▶ _Goal_
From the listing below, pull out all lines with "sentido" in them.

▶ _Data listing_
* * *

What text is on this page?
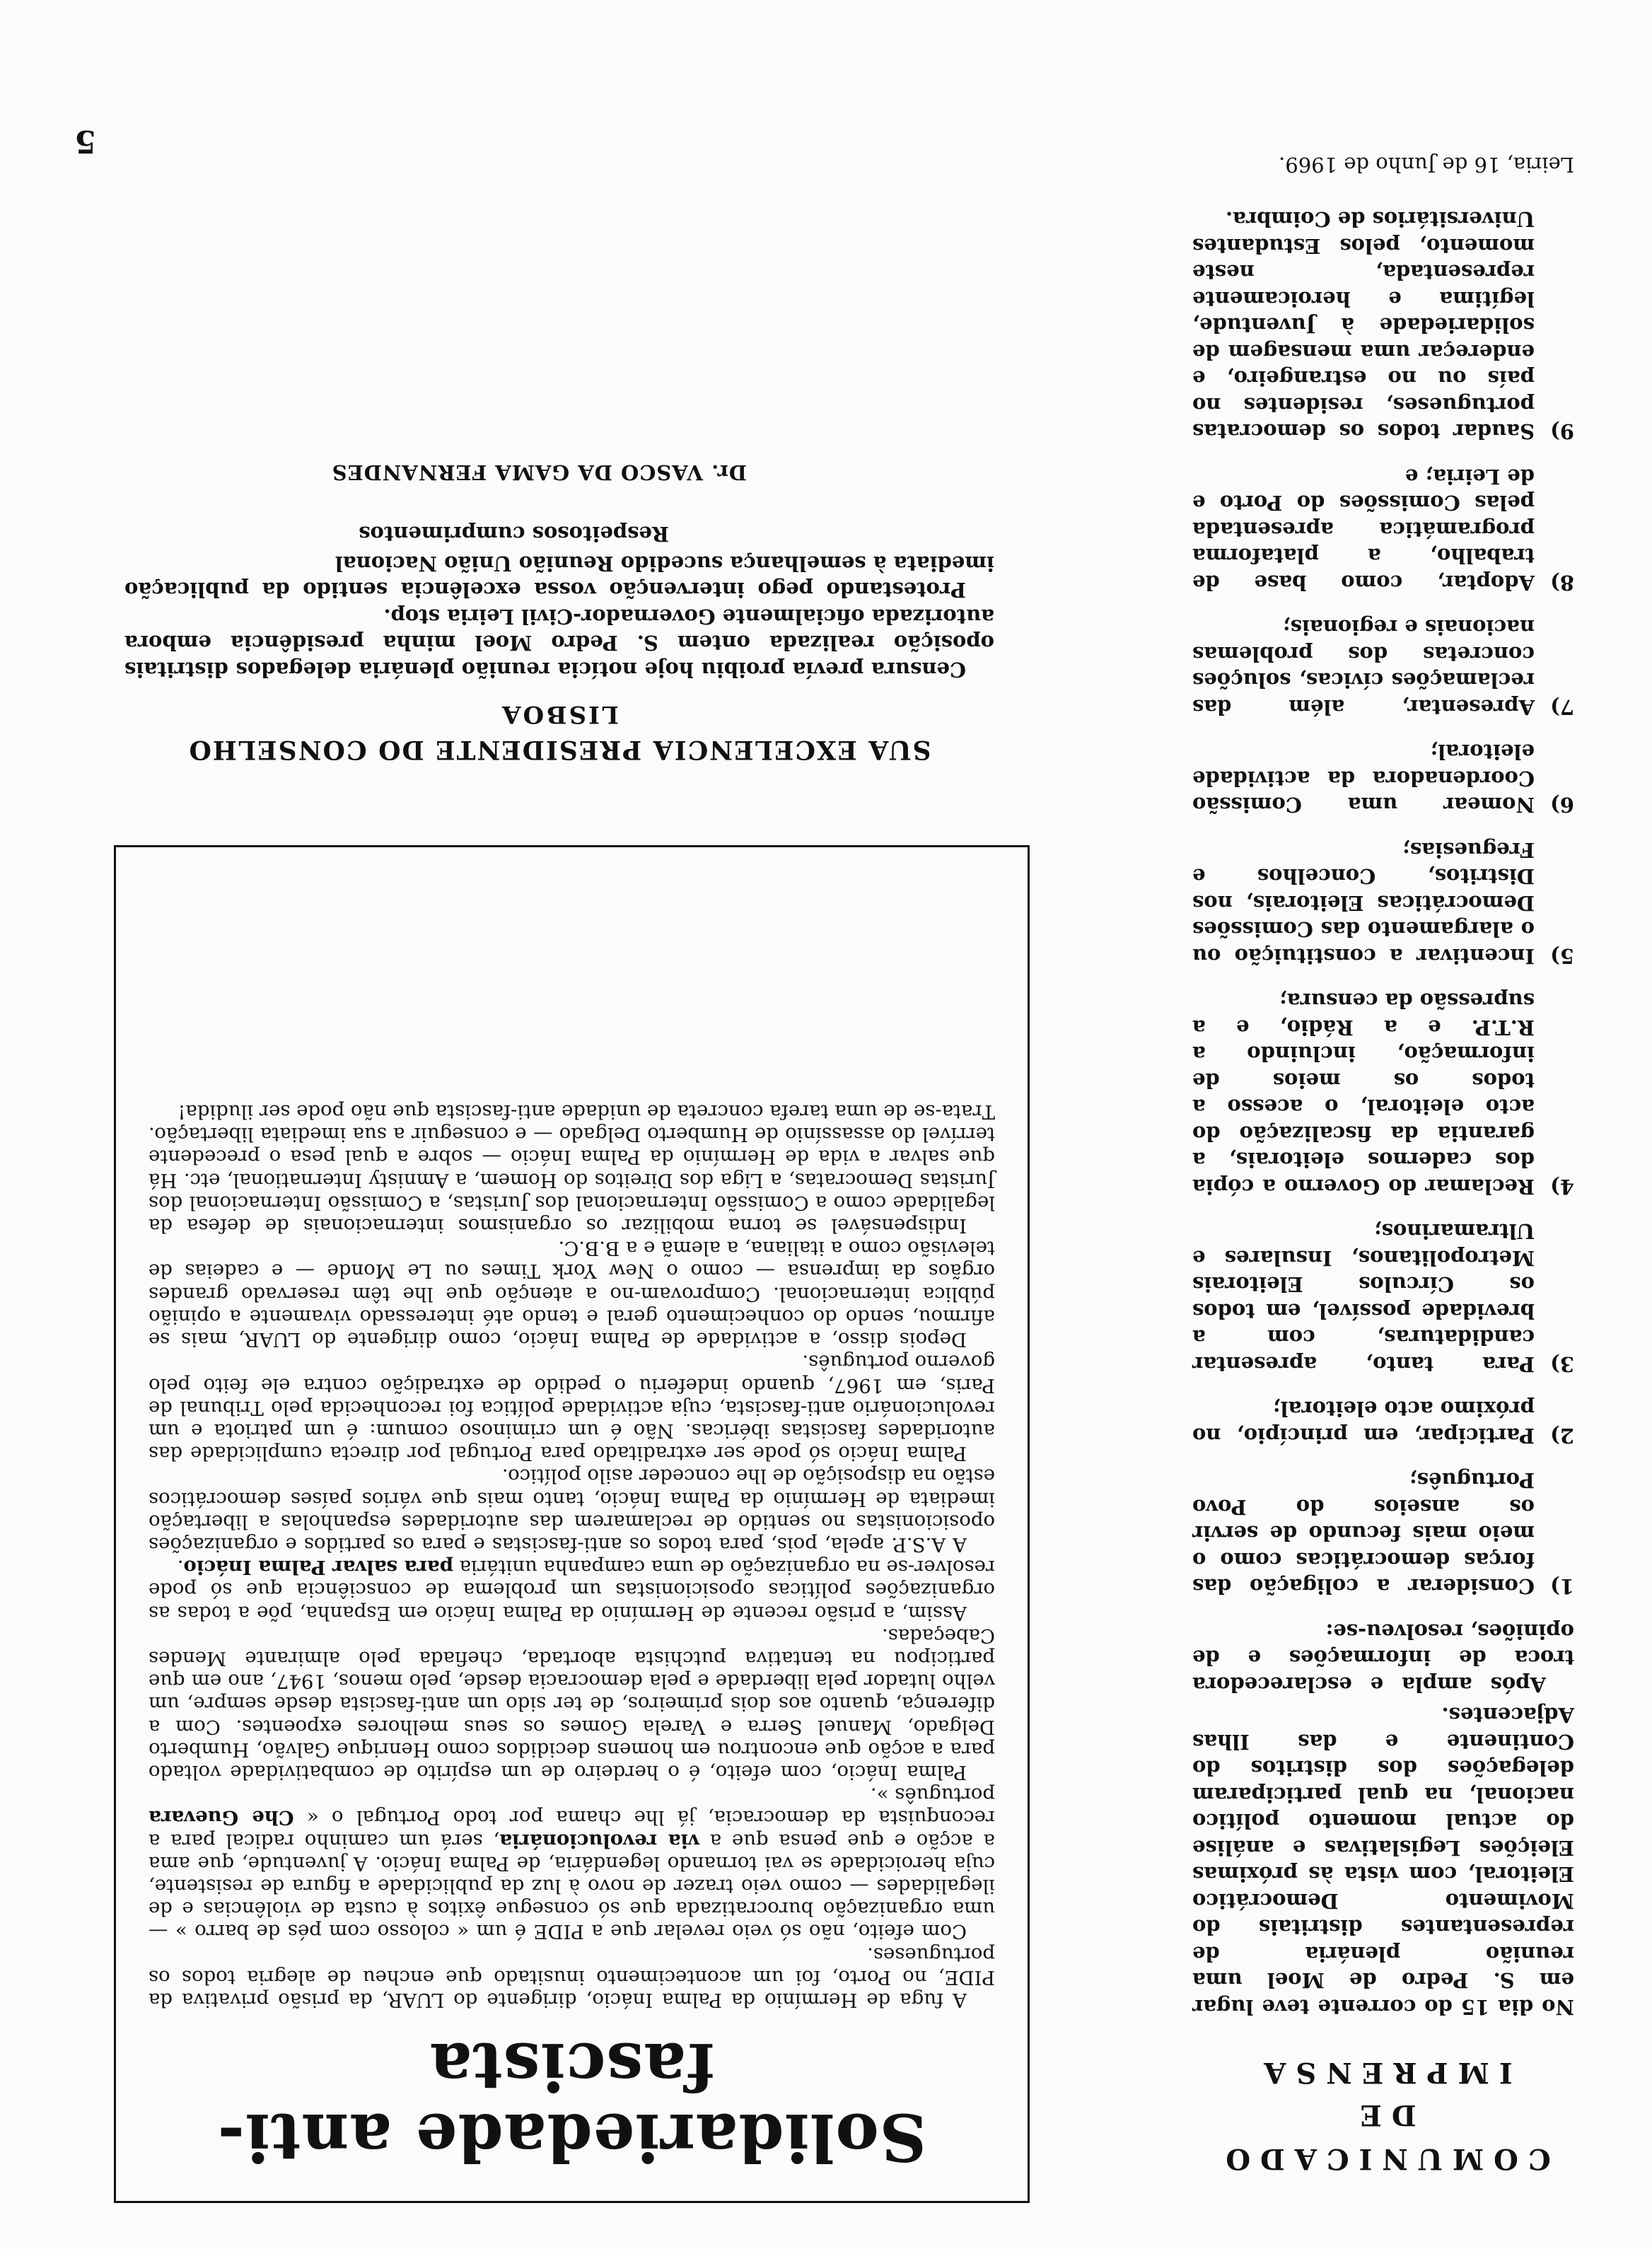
COMUNICADO
DE
IMPRENSA

No dia 15 do corrente teve lugar em S. Pedro de Moel uma reunião plenária de representantes distritais do Movimento Democrático Eleitoral, com vista às próximas Eleições Legislativas e análise do actual momento político nacional, na qual participaram delegações dos distritos do Continente e das Ilhas Adjacentes.

Após ampla e esclarecedora troca de informações e de opiniões, resolveu-se:

1)
Considerar a coligação das forças democráticas como o meio mais fecundo de servir os anseios do Povo Português;
2)
Participar, em princípio, no próximo acto eleitoral;
3)
Para tanto, apresentar candidaturas, com a brevidade possível, em todos os Círculos Eleitorais Metropolitanos, Insulares e Ultramarinos;
4)
Reclamar do Governo a cópia dos cadernos eleitorais, a garantia da fiscalização do acto eleitoral, o acesso a todos os meios de informação, incluindo a R.T.P. e a Rádio, e a supressão da censura;
5)
Incentivar a constituição ou o alargamento das Comissões Democráticas Eleitorais, nos Distritos, Concelhos e Freguesias;
6)
Nomear uma Comissão Coordenadora da actividade eleitoral;
7)
Apresentar, além das reclamações cívicas, soluções concretas dos problemas nacionais e regionais;
8)
Adoptar, como base de trabalho, a plataforma programática apresentada pelas Comissões do Porto e de Leiria; e
9)
Saudar todos os democratas portugueses, residentes no país ou no estrangeiro, e endereçar uma mensagem de solidariedade à Juventude, legítima e heroicamente representada, neste momento, pelos Estudantes Universitários de Coimbra.
Leiria, 16 de Junho de 1969.
Solidariedade anti-fascista

A fuga de Hermínio da Palma Inácio, dirigente do LUAR, da prisão privativa da PIDE, no Porto, foi um acontecimento inusitado que encheu de alegria todos os portugueses.

Com efeito, não só veio revelar que a PIDE é um « colosso com pés de barro » — uma organização burocratizada que só consegue êxitos à custa de violências e de ilegalidades — como veio trazer de novo à luz da publicidade a figura de resistente, cuja heroicidade se vai tornando legendária, de Palma Inácio. A juventude, que ama a acção e que pensa que a via revolucionária, será um caminho radical para a reconquista da democracia, já lhe chama por todo Portugal o « Che Guevara português ».

Palma Inácio, com efeito, é o herdeiro de um espírito de combatividade voltado para a acção que encontrou em homens decididos como Henrique Galvão, Humberto Delgado, Manuel Serra e Varela Gomes os seus melhores expoentes. Com a diferença, quanto aos dois primeiros, de ter sido um anti-fascista desde sempre, um velho lutador pela liberdade e pela democracia desde, pelo menos, 1947, ano em que participou na tentativa putchista abortada, chefiada pelo almirante Mendes Cabeçadas.

Assim, a prisão recente de Hermínio da Palma Inácio em Espanha, põe a todas as organizações políticas oposicionistas um problema de consciência que só pode resolver-se na organização de uma campanha unitária para salvar Palma Inácio.

A A.S.P. apela, pois, para todos os anti-fascistas e para os partidos e organizações oposicionistas no sentido de reclamarem das autoridades espanholas a libertação imediata de Hermínio da Palma Inácio, tanto mais que vários países democráticos estão na disposição de lhe conceder asilo político.

Palma Inácio só pode ser extraditado para Portugal por directa cumplicidade das autoridades fascistas ibéricas. Não é um criminoso comum: é um patriota e um revolucionário anti-fascista, cuja actividade política foi reconhecida pelo Tribunal de Paris, em 1967, quando indeferiu o pedido de extradição contra ele feito pelo governo português.

Depois disso, a actividade de Palma Inácio, como dirigente do LUAR, mais se afirmou, sendo do conhecimento geral e tendo até interessado vivamente a opinião pública internacional. Comprovam-no a atenção que lhe têm reservado grandes orgãos da imprensa — como o New York Times ou Le Monde — e cadeias de televisão como a italiana, a alemã e a B.B.C.

Indispensável se torna mobilizar os organismos internacionais de defesa da legalidade como a Comissão Internacional dos Juristas, a Comissão Internacional dos Juristas Democratas, a Liga dos Direitos do Homem, a Amnisty International, etc. Há que salvar a vida de Hermínio da Palma Inácio — sobre a qual pesa o precedente terrível do assassínio de Humberto Delgado — e conseguir a sua imediata libertação. Trata-se de uma tarefa concreta de unidade anti-fascista que não pode ser iludida!

SUA EXCELENCIA PRESIDENTE DO CONSELHO
LISBOA

Censura prevía proibiu hoje notícia reunião plenária delegados distritais oposição realizada ontem S. Pedro Moel minha presidência embora autorizada oficialmente Governador-Civil Leiria stop.

Protestando pego intervenção vossa excelência sentido da publicação imediata à semelhança sucedido Reunião União Nacional

Respeitosos cumprimentos

Dr. VASCO DA GAMA FERNANDES
5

* * *

▶ _Answer to this exercise_
A A.S.P. apela, pois, para todos os anti-fascistas e para os partidos e organizações oposicionistas no sentido de reclamarem das autoridades espanholas a libertação imediata de Hermínio da Palma Inácio, tanto mais que vários países democráticos estão na disposição de lhe conceder asilo político.
Protestando pego intervenção vossa excelência sentido da publicação imediata à semelhança sucedido Reunião União Nacional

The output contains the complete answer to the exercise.